── Record set ──

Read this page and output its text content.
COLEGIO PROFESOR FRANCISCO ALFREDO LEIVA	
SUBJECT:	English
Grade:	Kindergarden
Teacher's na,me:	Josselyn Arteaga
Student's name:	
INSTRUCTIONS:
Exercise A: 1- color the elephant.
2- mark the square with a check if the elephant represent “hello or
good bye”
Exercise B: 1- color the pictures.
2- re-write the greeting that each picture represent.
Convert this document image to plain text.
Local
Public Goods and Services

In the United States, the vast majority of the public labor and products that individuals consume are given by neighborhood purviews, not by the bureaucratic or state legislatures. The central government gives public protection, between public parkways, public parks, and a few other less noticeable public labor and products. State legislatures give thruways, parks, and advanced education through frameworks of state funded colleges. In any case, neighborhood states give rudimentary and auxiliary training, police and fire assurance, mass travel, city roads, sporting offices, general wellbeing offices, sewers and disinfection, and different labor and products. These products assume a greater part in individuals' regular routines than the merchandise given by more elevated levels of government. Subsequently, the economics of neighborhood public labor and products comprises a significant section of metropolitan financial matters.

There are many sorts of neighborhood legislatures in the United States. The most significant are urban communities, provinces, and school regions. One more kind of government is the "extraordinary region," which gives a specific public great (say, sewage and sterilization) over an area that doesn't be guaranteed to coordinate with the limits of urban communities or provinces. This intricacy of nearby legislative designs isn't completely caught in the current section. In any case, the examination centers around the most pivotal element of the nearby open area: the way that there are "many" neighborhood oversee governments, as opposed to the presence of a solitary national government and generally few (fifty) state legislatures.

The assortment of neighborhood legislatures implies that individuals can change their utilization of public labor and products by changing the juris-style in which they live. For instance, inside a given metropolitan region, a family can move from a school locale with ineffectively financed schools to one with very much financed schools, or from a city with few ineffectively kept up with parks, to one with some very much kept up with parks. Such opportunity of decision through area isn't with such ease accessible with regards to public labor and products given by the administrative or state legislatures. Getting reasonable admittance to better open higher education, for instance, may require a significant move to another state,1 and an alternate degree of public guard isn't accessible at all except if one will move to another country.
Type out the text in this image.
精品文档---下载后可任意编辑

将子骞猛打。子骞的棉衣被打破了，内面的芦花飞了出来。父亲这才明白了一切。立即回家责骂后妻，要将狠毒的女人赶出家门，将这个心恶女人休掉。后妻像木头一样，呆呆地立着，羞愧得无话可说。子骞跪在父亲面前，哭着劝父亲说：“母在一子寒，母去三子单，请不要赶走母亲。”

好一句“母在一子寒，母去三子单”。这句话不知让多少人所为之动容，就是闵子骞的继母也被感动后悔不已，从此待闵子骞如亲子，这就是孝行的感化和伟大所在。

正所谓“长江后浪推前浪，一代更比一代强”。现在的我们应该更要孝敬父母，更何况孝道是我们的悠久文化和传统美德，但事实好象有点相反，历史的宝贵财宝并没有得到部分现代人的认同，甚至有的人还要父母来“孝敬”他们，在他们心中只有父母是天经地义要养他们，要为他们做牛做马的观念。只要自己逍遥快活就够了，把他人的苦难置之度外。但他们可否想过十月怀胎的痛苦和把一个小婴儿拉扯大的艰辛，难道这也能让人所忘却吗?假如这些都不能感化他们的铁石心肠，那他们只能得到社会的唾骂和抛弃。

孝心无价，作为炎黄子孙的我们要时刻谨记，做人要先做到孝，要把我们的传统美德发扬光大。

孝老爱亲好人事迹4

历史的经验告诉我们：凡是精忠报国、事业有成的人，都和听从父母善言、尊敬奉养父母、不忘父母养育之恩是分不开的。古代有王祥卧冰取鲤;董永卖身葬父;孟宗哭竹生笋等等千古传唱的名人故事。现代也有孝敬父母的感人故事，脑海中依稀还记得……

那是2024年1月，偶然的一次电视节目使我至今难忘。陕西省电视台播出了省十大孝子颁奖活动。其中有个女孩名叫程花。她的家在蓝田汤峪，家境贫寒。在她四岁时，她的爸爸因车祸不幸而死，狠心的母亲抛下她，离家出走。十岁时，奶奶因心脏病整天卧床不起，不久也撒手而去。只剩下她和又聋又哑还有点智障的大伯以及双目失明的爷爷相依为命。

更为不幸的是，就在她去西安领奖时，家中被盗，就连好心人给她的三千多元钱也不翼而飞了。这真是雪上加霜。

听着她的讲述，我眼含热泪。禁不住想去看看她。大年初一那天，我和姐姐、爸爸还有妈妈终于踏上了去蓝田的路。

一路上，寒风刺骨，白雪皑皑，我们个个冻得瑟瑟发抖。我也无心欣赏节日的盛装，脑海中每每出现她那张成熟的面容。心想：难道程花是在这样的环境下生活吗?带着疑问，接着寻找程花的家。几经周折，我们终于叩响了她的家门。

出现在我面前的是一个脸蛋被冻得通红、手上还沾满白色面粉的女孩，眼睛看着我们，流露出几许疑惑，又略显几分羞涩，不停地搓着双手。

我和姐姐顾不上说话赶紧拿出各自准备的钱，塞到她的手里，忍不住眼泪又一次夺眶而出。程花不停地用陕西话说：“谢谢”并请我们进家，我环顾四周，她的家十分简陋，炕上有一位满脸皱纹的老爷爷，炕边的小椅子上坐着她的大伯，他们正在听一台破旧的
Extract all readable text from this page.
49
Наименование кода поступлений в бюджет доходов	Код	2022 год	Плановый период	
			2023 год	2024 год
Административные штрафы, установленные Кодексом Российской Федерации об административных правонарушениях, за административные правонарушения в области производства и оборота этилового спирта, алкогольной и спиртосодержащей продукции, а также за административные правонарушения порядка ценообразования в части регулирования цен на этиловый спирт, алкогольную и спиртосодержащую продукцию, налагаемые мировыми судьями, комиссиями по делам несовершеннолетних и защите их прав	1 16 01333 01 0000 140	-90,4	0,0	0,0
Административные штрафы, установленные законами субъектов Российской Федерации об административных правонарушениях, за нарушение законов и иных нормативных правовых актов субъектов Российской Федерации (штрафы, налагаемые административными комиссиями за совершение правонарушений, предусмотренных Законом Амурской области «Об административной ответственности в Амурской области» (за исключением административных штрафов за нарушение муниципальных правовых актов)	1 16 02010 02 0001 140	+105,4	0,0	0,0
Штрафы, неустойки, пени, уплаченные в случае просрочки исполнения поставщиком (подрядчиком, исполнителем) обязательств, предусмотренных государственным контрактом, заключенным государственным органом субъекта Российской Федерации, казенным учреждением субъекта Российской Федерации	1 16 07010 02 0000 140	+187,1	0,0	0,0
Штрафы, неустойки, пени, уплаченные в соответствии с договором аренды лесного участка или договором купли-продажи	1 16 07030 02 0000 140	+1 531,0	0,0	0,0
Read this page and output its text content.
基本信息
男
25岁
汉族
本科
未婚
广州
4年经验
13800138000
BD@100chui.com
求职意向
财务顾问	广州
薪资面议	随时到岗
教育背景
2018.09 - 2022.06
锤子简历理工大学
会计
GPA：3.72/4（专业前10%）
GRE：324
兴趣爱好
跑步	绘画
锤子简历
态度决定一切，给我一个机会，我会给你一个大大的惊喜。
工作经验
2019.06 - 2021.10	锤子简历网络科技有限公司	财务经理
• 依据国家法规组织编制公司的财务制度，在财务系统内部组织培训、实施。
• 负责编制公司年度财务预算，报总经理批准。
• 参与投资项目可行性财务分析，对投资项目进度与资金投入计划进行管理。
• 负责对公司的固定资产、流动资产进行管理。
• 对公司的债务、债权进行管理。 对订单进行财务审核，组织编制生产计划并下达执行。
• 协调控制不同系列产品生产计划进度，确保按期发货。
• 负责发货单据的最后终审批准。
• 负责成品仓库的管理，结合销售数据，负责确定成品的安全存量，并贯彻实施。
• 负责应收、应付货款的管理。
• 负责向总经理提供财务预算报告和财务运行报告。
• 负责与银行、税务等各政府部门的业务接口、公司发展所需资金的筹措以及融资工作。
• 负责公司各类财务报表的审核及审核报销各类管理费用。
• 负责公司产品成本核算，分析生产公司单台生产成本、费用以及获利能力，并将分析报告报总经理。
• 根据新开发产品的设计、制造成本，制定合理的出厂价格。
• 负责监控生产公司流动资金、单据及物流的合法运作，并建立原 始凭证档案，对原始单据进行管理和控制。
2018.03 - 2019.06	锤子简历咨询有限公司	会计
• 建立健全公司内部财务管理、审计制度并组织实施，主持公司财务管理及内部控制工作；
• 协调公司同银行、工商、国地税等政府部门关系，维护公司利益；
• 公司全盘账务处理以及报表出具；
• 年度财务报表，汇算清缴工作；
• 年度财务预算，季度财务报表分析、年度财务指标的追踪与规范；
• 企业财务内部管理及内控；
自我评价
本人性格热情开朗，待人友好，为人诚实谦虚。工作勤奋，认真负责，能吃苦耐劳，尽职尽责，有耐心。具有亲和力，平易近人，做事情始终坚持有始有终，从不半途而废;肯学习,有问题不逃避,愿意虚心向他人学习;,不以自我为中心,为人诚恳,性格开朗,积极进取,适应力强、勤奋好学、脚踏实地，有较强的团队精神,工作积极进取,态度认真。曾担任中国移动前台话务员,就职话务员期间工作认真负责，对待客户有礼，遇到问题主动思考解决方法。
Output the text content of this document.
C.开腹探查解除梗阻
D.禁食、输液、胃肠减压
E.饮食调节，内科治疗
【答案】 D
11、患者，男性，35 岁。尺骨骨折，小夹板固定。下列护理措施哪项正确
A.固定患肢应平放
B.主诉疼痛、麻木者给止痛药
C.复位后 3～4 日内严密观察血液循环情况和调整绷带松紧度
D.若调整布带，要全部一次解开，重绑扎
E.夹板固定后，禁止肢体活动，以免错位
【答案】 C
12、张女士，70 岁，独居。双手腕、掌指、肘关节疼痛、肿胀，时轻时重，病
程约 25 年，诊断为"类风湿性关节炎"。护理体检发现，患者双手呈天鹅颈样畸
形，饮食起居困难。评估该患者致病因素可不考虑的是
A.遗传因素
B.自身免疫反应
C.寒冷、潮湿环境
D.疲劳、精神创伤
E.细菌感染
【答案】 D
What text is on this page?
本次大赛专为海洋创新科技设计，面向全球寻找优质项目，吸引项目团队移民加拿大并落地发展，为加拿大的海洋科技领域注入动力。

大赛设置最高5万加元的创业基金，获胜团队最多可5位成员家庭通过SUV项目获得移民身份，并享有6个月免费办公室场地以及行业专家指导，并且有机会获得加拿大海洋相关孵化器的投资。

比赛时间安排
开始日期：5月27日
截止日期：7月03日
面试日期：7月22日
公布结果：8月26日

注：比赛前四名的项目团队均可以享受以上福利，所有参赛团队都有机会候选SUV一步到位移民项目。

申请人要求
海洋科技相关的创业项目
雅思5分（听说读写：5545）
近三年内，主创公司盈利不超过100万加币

───

Task instructions: Provide the number of lines in the data above that contain the string "image", and nothing else.

Full answer: 2